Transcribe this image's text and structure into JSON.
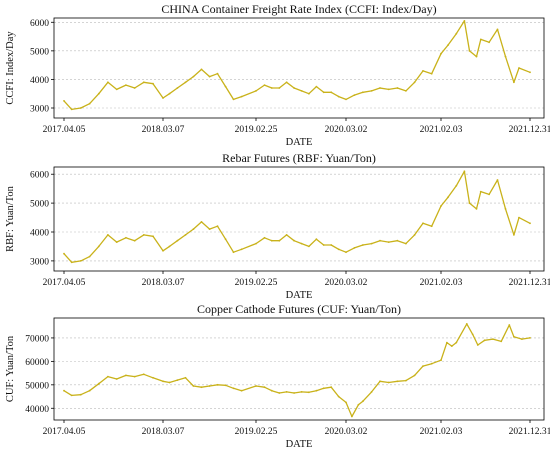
{
  "chart_data": [
    {
      "type": "line",
      "title": "CHINA Container Freight Rate Index (CCFI: Index/Day)",
      "xlabel": "DATE",
      "ylabel": "CCFI: Index/Day",
      "x_ticks": [
        "2017.04.05",
        "2018.03.07",
        "2019.02.25",
        "2020.03.02",
        "2021.02.03",
        "2021.12.31"
      ],
      "y_ticks": [
        3000,
        4000,
        5000,
        6000
      ],
      "ylim": [
        2650,
        6150
      ],
      "grid": "horizontal dashed",
      "series": [
        {
          "color": "#c9b21a",
          "points": [
            [
              "2017.04.05",
              3250
            ],
            [
              "2017.05.01",
              2950
            ],
            [
              "2017.06.01",
              3000
            ],
            [
              "2017.07.01",
              3150
            ],
            [
              "2017.08.01",
              3500
            ],
            [
              "2017.09.01",
              3900
            ],
            [
              "2017.10.01",
              3650
            ],
            [
              "2017.11.01",
              3800
            ],
            [
              "2017.12.01",
              3700
            ],
            [
              "2018.01.01",
              3900
            ],
            [
              "2018.02.01",
              3850
            ],
            [
              "2018.03.07",
              3350
            ],
            [
              "2018.04.01",
              3500
            ],
            [
              "2018.05.01",
              3700
            ],
            [
              "2018.06.01",
              3900
            ],
            [
              "2018.07.01",
              4100
            ],
            [
              "2018.08.01",
              4350
            ],
            [
              "2018.09.01",
              4100
            ],
            [
              "2018.10.01",
              4200
            ],
            [
              "2018.11.01",
              3750
            ],
            [
              "2018.12.01",
              3300
            ],
            [
              "2019.01.01",
              3400
            ],
            [
              "2019.02.25",
              3600
            ],
            [
              "2019.04.01",
              3800
            ],
            [
              "2019.05.01",
              3700
            ],
            [
              "2019.06.01",
              3700
            ],
            [
              "2019.07.01",
              3900
            ],
            [
              "2019.08.01",
              3700
            ],
            [
              "2019.09.01",
              3600
            ],
            [
              "2019.10.01",
              3500
            ],
            [
              "2019.11.01",
              3750
            ],
            [
              "2019.12.01",
              3550
            ],
            [
              "2020.01.01",
              3550
            ],
            [
              "2020.02.01",
              3400
            ],
            [
              "2020.03.02",
              3300
            ],
            [
              "2020.04.01",
              3450
            ],
            [
              "2020.05.01",
              3550
            ],
            [
              "2020.06.01",
              3600
            ],
            [
              "2020.07.01",
              3700
            ],
            [
              "2020.08.01",
              3650
            ],
            [
              "2020.09.01",
              3700
            ],
            [
              "2020.10.01",
              3600
            ],
            [
              "2020.11.01",
              3900
            ],
            [
              "2020.12.01",
              4300
            ],
            [
              "2021.01.01",
              4200
            ],
            [
              "2021.02.03",
              4900
            ],
            [
              "2021.03.01",
              5200
            ],
            [
              "2021.04.01",
              5600
            ],
            [
              "2021.05.01",
              6050
            ],
            [
              "2021.05.20",
              5000
            ],
            [
              "2021.06.15",
              4800
            ],
            [
              "2021.07.01",
              5400
            ],
            [
              "2021.08.01",
              5300
            ],
            [
              "2021.09.01",
              5750
            ],
            [
              "2021.10.01",
              4800
            ],
            [
              "2021.11.01",
              3900
            ],
            [
              "2021.11.20",
              4400
            ],
            [
              "2021.12.31",
              4250
            ]
          ]
        }
      ]
    },
    {
      "type": "line",
      "title": "Rebar Futures (RBF: Yuan/Ton)",
      "xlabel": "DATE",
      "ylabel": "RBF: Yuan/Ton",
      "x_ticks": [
        "2017.04.05",
        "2018.03.07",
        "2019.02.25",
        "2020.03.02",
        "2021.02.03",
        "2021.12.31"
      ],
      "y_ticks": [
        3000,
        4000,
        5000,
        6000
      ],
      "ylim": [
        2650,
        6250
      ],
      "grid": "horizontal dashed",
      "series": [
        {
          "color": "#c9b21a",
          "points": [
            [
              "2017.04.05",
              3250
            ],
            [
              "2017.05.01",
              2950
            ],
            [
              "2017.06.01",
              3000
            ],
            [
              "2017.07.01",
              3150
            ],
            [
              "2017.08.01",
              3500
            ],
            [
              "2017.09.01",
              3900
            ],
            [
              "2017.10.01",
              3650
            ],
            [
              "2017.11.01",
              3800
            ],
            [
              "2017.12.01",
              3700
            ],
            [
              "2018.01.01",
              3900
            ],
            [
              "2018.02.01",
              3850
            ],
            [
              "2018.03.07",
              3350
            ],
            [
              "2018.04.01",
              3500
            ],
            [
              "2018.05.01",
              3700
            ],
            [
              "2018.06.01",
              3900
            ],
            [
              "2018.07.01",
              4100
            ],
            [
              "2018.08.01",
              4350
            ],
            [
              "2018.09.01",
              4100
            ],
            [
              "2018.10.01",
              4200
            ],
            [
              "2018.11.01",
              3750
            ],
            [
              "2018.12.01",
              3300
            ],
            [
              "2019.01.01",
              3400
            ],
            [
              "2019.02.25",
              3600
            ],
            [
              "2019.04.01",
              3800
            ],
            [
              "2019.05.01",
              3700
            ],
            [
              "2019.06.01",
              3700
            ],
            [
              "2019.07.01",
              3900
            ],
            [
              "2019.08.01",
              3700
            ],
            [
              "2019.09.01",
              3600
            ],
            [
              "2019.10.01",
              3500
            ],
            [
              "2019.11.01",
              3750
            ],
            [
              "2019.12.01",
              3550
            ],
            [
              "2020.01.01",
              3550
            ],
            [
              "2020.02.01",
              3400
            ],
            [
              "2020.03.02",
              3300
            ],
            [
              "2020.04.01",
              3450
            ],
            [
              "2020.05.01",
              3550
            ],
            [
              "2020.06.01",
              3600
            ],
            [
              "2020.07.01",
              3700
            ],
            [
              "2020.08.01",
              3650
            ],
            [
              "2020.09.01",
              3700
            ],
            [
              "2020.10.01",
              3600
            ],
            [
              "2020.11.01",
              3900
            ],
            [
              "2020.12.01",
              4300
            ],
            [
              "2021.01.01",
              4200
            ],
            [
              "2021.02.03",
              4900
            ],
            [
              "2021.03.01",
              5200
            ],
            [
              "2021.04.01",
              5600
            ],
            [
              "2021.05.01",
              6100
            ],
            [
              "2021.05.20",
              5000
            ],
            [
              "2021.06.15",
              4800
            ],
            [
              "2021.07.01",
              5400
            ],
            [
              "2021.08.01",
              5300
            ],
            [
              "2021.09.01",
              5800
            ],
            [
              "2021.10.01",
              4800
            ],
            [
              "2021.11.01",
              3900
            ],
            [
              "2021.11.20",
              4500
            ],
            [
              "2021.12.31",
              4300
            ]
          ]
        }
      ]
    },
    {
      "type": "line",
      "title": "Copper Cathode Futures (CUF: Yuan/Ton)",
      "xlabel": "DATE",
      "ylabel": "CUF: Yuan/Ton",
      "x_ticks": [
        "2017.04.05",
        "2018.03.07",
        "2019.02.25",
        "2020.03.02",
        "2021.02.03",
        "2021.12.31"
      ],
      "y_ticks": [
        40000,
        50000,
        60000,
        70000
      ],
      "ylim": [
        35000,
        78500
      ],
      "grid": "horizontal dashed",
      "series": [
        {
          "color": "#c9b21a",
          "points": [
            [
              "2017.04.05",
              47500
            ],
            [
              "2017.05.01",
              45500
            ],
            [
              "2017.06.01",
              45800
            ],
            [
              "2017.07.01",
              47500
            ],
            [
              "2017.08.01",
              50500
            ],
            [
              "2017.09.01",
              53500
            ],
            [
              "2017.10.01",
              52500
            ],
            [
              "2017.11.01",
              54000
            ],
            [
              "2017.12.01",
              53500
            ],
            [
              "2018.01.01",
              54500
            ],
            [
              "2018.02.01",
              53000
            ],
            [
              "2018.03.07",
              51500
            ],
            [
              "2018.04.01",
              51000
            ],
            [
              "2018.05.01",
              52000
            ],
            [
              "2018.06.01",
              53000
            ],
            [
              "2018.07.01",
              49500
            ],
            [
              "2018.08.01",
              49000
            ],
            [
              "2018.09.01",
              49500
            ],
            [
              "2018.10.01",
              50000
            ],
            [
              "2018.11.01",
              49800
            ],
            [
              "2018.12.01",
              48500
            ],
            [
              "2019.01.01",
              47500
            ],
            [
              "2019.02.25",
              49500
            ],
            [
              "2019.04.01",
              49000
            ],
            [
              "2019.05.01",
              47500
            ],
            [
              "2019.06.01",
              46500
            ],
            [
              "2019.07.01",
              47000
            ],
            [
              "2019.08.01",
              46500
            ],
            [
              "2019.09.01",
              47000
            ],
            [
              "2019.10.01",
              46800
            ],
            [
              "2019.11.01",
              47500
            ],
            [
              "2019.12.01",
              48500
            ],
            [
              "2020.01.01",
              49000
            ],
            [
              "2020.02.01",
              45000
            ],
            [
              "2020.03.02",
              42500
            ],
            [
              "2020.03.23",
              36500
            ],
            [
              "2020.04.15",
              41500
            ],
            [
              "2020.05.01",
              43000
            ],
            [
              "2020.06.01",
              47000
            ],
            [
              "2020.07.01",
              51500
            ],
            [
              "2020.08.01",
              51000
            ],
            [
              "2020.09.01",
              51500
            ],
            [
              "2020.10.01",
              51800
            ],
            [
              "2020.11.01",
              54000
            ],
            [
              "2020.12.01",
              58000
            ],
            [
              "2021.01.01",
              59000
            ],
            [
              "2021.02.03",
              60500
            ],
            [
              "2021.02.25",
              68000
            ],
            [
              "2021.03.15",
              66500
            ],
            [
              "2021.04.01",
              68000
            ],
            [
              "2021.05.10",
              76000
            ],
            [
              "2021.06.01",
              71500
            ],
            [
              "2021.06.20",
              67000
            ],
            [
              "2021.07.15",
              69000
            ],
            [
              "2021.08.15",
              69500
            ],
            [
              "2021.09.15",
              68500
            ],
            [
              "2021.10.15",
              75500
            ],
            [
              "2021.11.01",
              70500
            ],
            [
              "2021.12.01",
              69500
            ],
            [
              "2021.12.31",
              70000
            ]
          ]
        }
      ]
    }
  ]
}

**WRITTEN EXERCISE**
Read the data above and count the lines that include "title". Answer only with the count.

**EXPECTED ANSWER**
3